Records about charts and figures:
□ □ □

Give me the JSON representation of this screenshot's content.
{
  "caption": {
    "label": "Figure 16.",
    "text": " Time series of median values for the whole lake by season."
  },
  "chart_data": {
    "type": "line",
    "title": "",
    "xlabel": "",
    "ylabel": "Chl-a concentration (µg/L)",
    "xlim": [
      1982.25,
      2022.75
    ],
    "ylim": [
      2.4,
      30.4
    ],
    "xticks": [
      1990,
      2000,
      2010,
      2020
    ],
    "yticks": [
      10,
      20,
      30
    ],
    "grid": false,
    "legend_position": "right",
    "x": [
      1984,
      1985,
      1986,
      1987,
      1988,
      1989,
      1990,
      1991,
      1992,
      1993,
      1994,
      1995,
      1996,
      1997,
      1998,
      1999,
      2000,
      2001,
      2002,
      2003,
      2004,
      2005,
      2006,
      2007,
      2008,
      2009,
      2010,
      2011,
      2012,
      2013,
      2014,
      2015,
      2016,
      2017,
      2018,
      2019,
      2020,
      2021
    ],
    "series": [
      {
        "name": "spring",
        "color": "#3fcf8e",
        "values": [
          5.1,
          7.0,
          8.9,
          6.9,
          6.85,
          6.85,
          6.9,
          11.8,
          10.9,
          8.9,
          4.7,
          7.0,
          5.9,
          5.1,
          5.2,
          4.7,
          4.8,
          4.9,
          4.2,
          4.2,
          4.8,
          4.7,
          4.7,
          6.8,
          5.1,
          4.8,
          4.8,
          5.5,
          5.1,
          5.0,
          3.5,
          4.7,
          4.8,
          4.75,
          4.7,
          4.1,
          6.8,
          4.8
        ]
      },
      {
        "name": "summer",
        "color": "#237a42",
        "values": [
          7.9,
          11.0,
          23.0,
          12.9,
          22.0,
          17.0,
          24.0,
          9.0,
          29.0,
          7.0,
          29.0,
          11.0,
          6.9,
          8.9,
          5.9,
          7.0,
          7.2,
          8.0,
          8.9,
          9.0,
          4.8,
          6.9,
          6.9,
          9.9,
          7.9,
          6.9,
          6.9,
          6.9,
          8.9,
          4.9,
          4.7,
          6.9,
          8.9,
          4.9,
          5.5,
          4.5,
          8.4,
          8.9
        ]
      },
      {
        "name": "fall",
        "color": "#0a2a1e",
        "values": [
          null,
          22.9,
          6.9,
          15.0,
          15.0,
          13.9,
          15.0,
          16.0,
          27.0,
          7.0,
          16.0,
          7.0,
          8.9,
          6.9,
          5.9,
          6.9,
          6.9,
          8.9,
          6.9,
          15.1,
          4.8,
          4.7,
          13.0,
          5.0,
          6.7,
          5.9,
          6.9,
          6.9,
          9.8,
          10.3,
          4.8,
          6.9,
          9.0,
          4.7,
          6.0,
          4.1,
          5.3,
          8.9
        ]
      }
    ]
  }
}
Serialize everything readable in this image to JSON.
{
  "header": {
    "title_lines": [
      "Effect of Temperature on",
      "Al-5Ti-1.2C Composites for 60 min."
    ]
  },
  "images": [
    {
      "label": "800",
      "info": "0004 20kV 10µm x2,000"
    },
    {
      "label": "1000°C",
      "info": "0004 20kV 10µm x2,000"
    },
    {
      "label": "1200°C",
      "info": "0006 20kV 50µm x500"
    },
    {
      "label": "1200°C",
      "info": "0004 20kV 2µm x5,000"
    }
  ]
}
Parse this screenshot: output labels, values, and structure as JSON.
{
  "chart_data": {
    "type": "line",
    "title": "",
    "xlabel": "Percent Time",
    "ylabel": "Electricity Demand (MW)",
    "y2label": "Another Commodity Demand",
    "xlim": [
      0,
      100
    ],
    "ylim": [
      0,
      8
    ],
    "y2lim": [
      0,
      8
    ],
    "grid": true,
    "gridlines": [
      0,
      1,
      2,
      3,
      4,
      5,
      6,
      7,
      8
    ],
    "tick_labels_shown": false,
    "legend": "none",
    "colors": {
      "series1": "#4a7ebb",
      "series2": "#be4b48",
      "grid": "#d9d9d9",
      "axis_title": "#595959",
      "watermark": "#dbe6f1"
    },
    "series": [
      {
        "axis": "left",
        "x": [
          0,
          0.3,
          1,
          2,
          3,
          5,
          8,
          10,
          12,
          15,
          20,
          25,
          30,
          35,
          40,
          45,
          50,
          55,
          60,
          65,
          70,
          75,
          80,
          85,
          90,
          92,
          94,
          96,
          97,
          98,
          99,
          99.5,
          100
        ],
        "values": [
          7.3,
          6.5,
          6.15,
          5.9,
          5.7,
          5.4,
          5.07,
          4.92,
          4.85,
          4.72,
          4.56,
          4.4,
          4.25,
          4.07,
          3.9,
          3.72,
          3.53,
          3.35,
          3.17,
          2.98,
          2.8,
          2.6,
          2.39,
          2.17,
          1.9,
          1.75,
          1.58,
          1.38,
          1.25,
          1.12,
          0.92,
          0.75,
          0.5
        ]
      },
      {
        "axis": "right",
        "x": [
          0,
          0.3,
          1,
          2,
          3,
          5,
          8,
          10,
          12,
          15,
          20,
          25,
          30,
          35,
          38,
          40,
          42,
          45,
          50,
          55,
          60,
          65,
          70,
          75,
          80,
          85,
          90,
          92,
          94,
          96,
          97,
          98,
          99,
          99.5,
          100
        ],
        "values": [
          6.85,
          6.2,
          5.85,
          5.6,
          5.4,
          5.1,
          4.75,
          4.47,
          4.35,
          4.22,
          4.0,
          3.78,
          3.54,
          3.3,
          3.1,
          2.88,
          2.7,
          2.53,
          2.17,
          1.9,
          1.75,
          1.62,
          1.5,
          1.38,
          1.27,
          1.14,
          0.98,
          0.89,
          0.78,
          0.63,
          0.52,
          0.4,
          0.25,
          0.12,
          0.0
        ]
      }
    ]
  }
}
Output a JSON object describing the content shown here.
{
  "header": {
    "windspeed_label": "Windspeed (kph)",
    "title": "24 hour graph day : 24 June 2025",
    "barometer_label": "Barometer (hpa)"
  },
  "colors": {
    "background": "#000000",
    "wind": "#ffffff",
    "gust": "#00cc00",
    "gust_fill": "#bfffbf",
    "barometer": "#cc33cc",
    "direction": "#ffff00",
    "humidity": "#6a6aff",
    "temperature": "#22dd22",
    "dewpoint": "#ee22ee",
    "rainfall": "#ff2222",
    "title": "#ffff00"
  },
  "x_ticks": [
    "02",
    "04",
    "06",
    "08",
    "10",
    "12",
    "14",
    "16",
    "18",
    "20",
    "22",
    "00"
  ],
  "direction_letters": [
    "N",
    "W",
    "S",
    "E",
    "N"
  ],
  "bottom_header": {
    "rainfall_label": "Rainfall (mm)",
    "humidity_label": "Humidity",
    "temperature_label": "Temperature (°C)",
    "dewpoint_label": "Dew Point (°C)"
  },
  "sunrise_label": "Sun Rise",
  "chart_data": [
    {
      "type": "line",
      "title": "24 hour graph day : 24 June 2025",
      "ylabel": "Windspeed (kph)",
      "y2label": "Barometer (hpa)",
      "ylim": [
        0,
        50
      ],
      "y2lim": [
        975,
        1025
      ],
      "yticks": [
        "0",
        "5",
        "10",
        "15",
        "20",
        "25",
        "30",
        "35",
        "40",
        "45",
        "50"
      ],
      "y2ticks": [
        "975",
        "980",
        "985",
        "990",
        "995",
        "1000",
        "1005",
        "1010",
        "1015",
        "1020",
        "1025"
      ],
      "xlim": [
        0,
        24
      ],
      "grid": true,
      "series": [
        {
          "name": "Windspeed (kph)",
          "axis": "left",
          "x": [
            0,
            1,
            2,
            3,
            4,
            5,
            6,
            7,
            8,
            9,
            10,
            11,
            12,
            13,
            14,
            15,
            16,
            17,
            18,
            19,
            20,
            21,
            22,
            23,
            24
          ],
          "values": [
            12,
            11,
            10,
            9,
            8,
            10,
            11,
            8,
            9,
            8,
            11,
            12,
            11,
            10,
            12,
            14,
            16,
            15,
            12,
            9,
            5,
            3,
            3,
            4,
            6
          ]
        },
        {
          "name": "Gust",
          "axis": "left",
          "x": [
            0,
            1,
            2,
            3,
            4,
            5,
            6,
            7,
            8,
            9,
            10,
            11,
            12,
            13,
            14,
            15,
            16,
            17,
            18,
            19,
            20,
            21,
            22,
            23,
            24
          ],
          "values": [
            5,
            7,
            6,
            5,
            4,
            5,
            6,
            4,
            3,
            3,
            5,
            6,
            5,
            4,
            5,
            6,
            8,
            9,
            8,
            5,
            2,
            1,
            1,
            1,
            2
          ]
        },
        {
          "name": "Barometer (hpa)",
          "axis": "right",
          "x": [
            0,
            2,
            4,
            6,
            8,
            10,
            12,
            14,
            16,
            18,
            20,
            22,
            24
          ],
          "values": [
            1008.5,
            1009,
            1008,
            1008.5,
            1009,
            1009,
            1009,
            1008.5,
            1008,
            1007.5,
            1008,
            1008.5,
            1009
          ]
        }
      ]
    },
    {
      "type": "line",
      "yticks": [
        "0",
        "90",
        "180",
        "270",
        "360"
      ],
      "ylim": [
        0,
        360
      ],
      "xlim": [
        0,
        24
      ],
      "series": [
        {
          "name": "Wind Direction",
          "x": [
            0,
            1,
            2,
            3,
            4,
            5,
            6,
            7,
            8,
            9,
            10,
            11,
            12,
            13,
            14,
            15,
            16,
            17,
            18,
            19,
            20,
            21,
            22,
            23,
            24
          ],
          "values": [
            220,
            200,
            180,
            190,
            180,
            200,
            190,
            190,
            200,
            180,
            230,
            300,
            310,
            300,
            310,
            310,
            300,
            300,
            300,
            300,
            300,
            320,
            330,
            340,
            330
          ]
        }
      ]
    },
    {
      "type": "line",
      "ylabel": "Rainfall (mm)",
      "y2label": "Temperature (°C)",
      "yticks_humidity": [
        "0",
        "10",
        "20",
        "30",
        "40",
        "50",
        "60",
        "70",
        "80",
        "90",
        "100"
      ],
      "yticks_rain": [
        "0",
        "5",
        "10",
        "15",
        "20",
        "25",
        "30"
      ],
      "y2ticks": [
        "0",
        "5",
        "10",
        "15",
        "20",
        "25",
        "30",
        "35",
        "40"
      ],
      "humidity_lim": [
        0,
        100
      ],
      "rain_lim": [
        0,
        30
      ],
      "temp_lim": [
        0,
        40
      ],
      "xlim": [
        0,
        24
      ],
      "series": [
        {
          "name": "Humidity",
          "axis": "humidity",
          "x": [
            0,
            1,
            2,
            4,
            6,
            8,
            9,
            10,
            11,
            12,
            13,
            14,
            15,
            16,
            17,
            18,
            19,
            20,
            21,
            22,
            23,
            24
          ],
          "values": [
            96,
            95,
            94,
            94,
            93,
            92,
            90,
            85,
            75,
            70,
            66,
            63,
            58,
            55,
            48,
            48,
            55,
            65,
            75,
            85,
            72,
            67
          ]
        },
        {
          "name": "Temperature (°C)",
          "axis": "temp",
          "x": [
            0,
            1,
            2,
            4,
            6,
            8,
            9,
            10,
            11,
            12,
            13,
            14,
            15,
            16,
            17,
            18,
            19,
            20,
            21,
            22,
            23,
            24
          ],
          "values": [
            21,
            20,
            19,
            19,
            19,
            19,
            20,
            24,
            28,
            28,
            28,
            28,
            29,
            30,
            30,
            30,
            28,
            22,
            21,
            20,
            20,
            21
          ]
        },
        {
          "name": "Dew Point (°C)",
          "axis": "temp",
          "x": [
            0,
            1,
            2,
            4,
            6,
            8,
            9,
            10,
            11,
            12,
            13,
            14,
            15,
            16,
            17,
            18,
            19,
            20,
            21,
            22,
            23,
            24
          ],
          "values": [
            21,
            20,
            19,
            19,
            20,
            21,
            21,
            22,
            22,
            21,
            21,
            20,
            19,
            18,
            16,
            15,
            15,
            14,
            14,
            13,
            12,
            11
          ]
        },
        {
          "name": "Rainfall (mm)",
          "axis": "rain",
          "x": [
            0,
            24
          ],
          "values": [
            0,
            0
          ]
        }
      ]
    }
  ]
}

□ □ □

:: What you are asked to do ::
Filter lines by "June" and return each hit.

:: Finished answer ::
    "title": "24 hour graph day : 24 June 2025",
      "title": "24 hour graph day : 24 June 2025",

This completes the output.